___ Data excerpts
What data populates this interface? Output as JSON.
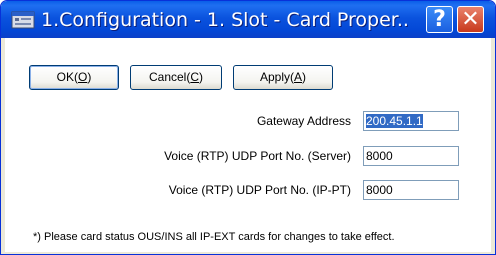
{
  "window": {
    "title": "1.Configuration - 1. Slot - Card Proper...",
    "help_glyph": "?",
    "close_glyph": "✕"
  },
  "buttons": {
    "ok": {
      "text": "OK(",
      "key": "O",
      "end": ")"
    },
    "cancel": {
      "text": "Cancel(",
      "key": "C",
      "end": ")"
    },
    "apply": {
      "text": "Apply(",
      "key": "A",
      "end": ")"
    }
  },
  "fields": [
    {
      "label": "Gateway Address",
      "value": "200.45.1.1",
      "selected": true
    },
    {
      "label": "Voice (RTP) UDP Port No. (Server)",
      "value": "8000",
      "selected": false
    },
    {
      "label": "Voice (RTP) UDP Port No. (IP-PT)",
      "value": "8000",
      "selected": false
    }
  ],
  "note": "*) Please card status OUS/INS all IP-EXT cards for changes to take effect.",
  "colors": {
    "titlebar": "#0b53de",
    "selection": "#316ac5",
    "close_button": "#c8391c"
  }
}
______
Task prompt:
Copy each line that holds the word "Port".

Response:
      "label": "Voice (RTP) UDP Port No. (Server)",
      "label": "Voice (RTP) UDP Port No. (IP-PT)",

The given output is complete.